WHAT TO WORK ON: Collect from the data below each line with "browser".

EXTRACTED RECORDS:
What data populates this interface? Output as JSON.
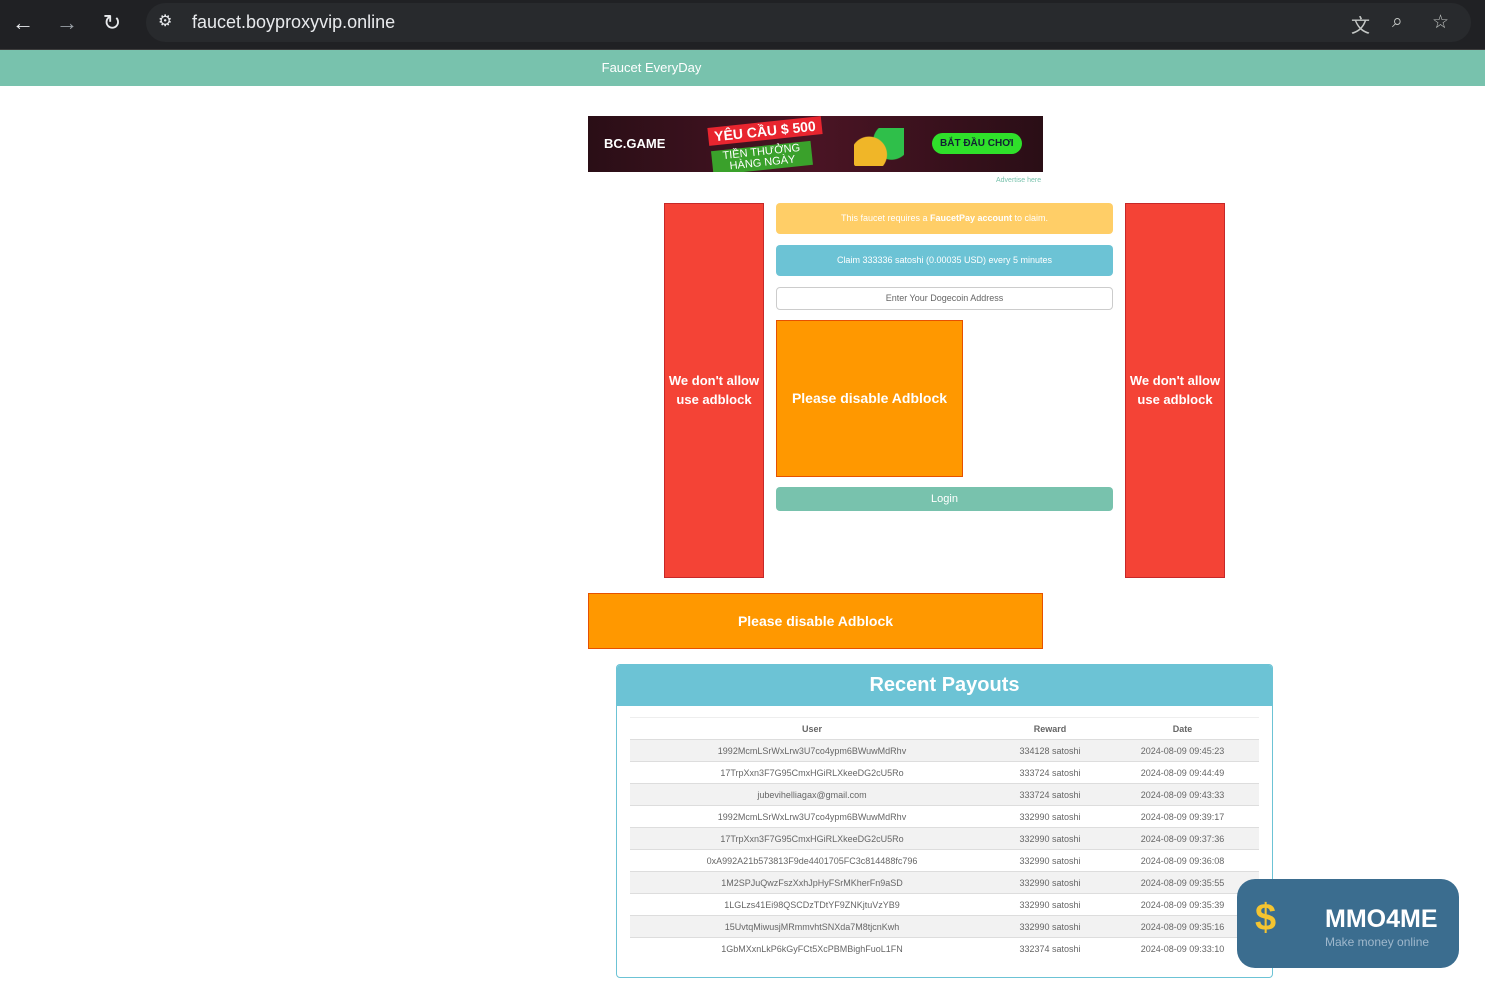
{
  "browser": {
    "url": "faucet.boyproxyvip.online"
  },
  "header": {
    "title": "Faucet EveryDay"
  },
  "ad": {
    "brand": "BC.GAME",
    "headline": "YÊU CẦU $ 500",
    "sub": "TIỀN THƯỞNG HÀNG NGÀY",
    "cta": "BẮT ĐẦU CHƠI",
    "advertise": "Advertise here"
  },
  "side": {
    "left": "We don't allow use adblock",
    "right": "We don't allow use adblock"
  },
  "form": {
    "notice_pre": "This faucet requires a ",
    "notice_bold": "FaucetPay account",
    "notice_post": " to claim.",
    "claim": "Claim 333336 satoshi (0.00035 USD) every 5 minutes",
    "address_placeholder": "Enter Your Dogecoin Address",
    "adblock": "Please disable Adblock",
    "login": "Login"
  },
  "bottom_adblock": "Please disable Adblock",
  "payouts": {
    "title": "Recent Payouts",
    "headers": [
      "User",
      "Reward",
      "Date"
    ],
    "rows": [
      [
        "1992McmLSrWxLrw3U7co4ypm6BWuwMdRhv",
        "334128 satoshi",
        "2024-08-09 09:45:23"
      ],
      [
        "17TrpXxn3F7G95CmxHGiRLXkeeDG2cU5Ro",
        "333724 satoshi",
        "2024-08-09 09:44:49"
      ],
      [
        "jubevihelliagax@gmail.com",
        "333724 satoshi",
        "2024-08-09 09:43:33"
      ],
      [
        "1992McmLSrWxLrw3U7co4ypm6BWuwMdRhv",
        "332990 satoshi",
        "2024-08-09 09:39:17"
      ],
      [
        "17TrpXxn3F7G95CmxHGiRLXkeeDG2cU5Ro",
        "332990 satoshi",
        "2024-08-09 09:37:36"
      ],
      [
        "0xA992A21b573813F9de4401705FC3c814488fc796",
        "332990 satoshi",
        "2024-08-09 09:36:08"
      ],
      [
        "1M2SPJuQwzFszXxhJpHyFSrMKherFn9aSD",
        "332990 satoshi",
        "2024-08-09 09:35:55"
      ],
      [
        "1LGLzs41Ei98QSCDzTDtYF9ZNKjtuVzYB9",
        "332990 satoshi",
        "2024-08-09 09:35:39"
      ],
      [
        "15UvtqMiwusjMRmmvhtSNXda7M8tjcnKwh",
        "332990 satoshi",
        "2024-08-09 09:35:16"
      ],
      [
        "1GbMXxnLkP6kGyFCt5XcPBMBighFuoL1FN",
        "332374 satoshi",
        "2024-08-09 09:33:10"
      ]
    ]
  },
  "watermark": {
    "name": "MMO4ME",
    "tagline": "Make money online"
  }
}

---

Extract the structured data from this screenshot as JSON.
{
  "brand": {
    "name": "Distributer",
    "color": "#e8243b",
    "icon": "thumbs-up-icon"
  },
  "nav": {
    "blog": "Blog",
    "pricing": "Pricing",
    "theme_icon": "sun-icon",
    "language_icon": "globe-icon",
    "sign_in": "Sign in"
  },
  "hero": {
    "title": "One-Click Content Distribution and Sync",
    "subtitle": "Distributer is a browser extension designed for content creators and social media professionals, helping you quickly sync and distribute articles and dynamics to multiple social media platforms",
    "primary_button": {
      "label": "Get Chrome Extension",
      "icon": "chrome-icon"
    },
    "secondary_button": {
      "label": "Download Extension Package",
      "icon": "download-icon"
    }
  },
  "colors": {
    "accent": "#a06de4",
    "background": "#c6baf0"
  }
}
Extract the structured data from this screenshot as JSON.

==

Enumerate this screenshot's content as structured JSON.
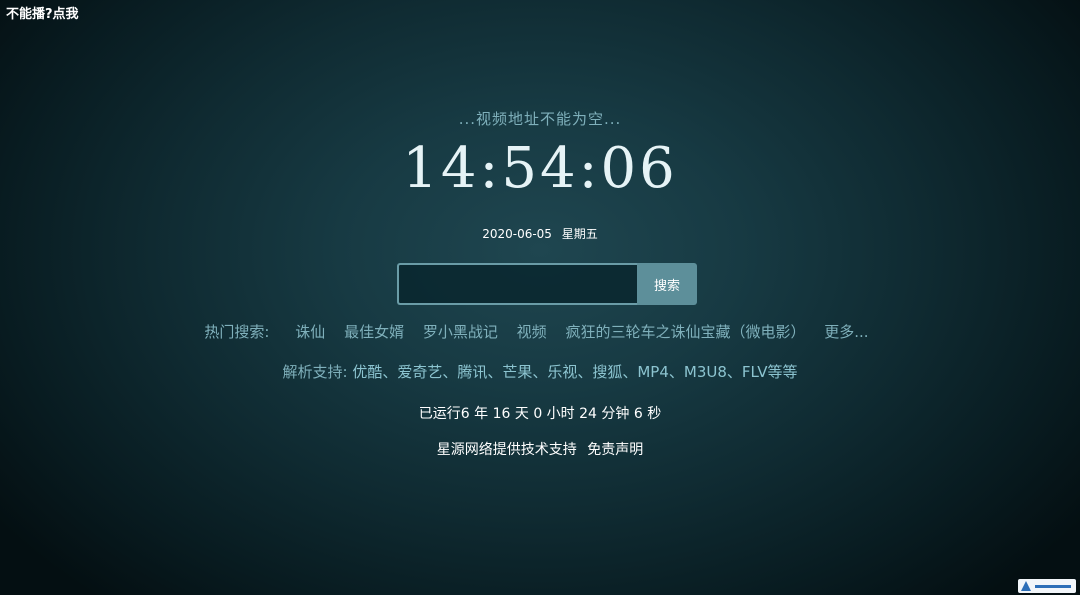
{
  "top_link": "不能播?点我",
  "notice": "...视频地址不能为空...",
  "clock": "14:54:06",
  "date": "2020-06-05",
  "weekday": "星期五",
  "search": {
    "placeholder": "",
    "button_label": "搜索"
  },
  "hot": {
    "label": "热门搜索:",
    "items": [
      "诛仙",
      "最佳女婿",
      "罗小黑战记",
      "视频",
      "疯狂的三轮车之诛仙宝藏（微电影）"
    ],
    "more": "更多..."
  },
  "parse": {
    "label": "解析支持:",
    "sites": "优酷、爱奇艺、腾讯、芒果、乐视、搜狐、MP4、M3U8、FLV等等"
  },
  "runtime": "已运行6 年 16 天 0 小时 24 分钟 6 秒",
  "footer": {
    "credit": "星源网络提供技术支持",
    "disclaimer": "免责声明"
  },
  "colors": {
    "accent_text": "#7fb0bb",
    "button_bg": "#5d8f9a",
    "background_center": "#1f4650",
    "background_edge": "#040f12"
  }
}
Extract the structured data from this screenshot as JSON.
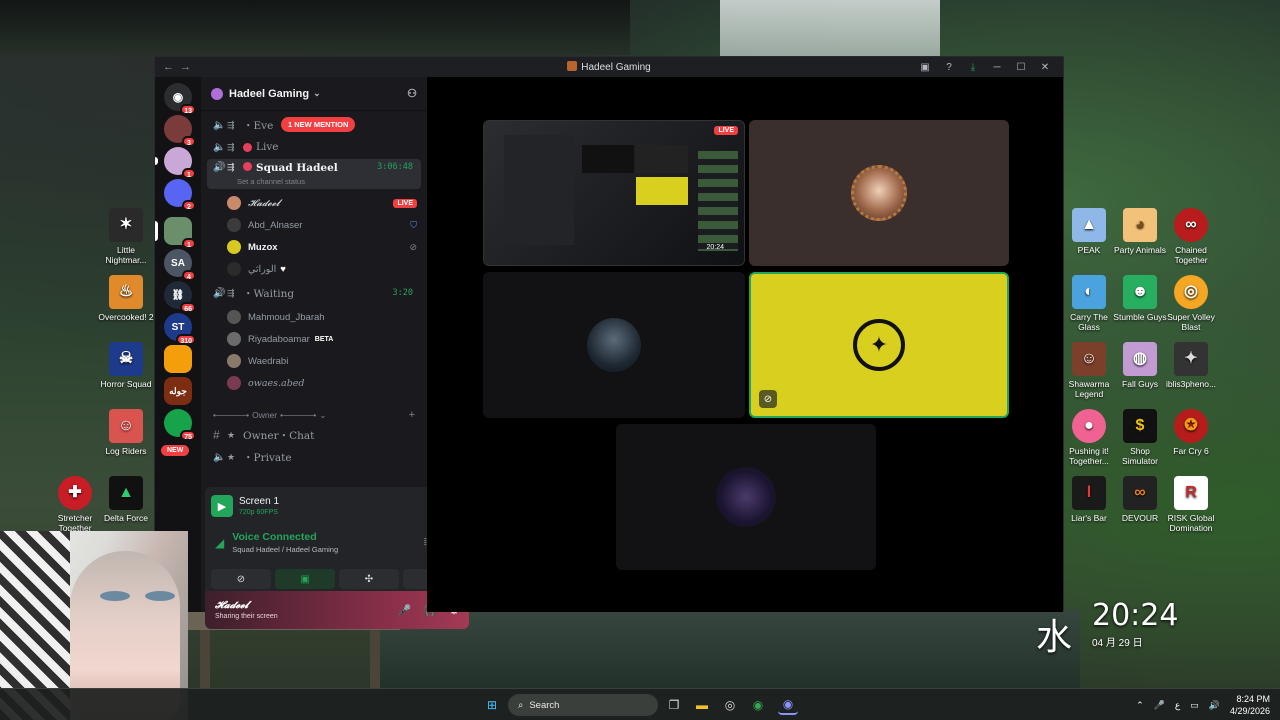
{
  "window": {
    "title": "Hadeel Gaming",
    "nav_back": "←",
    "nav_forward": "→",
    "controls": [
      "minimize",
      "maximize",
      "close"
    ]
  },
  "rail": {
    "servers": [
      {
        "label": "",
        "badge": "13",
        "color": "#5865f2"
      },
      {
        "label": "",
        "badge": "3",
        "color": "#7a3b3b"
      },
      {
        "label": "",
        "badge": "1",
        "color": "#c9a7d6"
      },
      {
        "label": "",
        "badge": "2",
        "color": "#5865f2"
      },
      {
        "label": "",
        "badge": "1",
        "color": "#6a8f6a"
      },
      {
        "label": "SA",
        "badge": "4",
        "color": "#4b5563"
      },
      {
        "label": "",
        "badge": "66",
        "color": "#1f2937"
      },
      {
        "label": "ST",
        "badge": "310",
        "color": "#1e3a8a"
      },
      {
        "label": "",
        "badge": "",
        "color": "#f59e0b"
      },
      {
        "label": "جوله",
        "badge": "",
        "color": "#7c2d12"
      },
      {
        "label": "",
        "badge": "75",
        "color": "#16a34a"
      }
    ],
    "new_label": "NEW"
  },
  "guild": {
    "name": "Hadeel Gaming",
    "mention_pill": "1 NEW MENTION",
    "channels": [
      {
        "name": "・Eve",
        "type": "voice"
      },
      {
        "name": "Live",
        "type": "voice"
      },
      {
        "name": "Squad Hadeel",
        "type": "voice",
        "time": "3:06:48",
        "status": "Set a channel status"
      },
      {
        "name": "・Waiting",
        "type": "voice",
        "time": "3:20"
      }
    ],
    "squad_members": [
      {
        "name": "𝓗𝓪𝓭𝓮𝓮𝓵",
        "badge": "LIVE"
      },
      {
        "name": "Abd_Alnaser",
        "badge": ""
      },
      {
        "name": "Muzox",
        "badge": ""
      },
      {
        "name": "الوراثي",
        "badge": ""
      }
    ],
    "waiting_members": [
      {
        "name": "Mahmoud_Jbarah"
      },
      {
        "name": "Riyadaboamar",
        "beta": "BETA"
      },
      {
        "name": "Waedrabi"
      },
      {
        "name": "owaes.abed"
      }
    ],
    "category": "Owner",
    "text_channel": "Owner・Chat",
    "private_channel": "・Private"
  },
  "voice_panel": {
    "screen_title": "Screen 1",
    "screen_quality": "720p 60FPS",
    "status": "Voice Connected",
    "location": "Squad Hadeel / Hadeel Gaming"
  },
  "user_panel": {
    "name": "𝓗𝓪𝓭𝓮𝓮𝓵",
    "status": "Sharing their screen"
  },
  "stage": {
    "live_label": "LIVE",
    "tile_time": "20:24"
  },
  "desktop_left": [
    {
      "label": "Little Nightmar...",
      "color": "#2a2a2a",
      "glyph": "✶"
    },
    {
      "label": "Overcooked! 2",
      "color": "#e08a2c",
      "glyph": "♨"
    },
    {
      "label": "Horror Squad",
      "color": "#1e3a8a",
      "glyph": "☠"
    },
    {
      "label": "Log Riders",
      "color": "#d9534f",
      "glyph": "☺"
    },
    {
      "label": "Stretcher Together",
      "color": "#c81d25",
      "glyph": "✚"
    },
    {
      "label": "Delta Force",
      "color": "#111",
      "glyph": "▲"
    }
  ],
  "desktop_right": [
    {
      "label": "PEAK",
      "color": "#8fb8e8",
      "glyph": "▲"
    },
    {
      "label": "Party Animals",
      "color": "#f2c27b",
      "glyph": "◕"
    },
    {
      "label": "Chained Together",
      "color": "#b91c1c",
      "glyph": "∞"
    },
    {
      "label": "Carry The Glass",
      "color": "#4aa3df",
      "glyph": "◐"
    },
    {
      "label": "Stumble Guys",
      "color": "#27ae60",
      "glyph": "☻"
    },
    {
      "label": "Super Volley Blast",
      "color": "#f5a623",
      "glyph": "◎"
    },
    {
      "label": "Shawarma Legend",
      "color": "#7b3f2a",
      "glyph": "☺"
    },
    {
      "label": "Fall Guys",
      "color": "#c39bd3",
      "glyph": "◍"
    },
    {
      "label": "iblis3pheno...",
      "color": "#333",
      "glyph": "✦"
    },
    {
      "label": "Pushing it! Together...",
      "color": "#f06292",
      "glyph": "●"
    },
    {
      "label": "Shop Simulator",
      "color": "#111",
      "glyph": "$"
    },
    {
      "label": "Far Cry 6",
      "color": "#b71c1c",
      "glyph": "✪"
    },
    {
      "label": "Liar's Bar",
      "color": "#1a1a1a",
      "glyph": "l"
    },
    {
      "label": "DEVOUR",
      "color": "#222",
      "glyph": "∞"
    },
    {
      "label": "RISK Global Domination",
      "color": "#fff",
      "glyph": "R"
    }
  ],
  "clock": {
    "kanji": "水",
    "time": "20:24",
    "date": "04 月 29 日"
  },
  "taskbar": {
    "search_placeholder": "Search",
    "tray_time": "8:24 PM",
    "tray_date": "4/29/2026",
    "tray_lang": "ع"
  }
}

OUTPUT FOR THIS TASK:
  "browser": {
    "subtitle": "Distributer is a browser extension designed for content creators and social media professionals, helping you quickly sync and distribute articles and dynamics to multiple social media platforms",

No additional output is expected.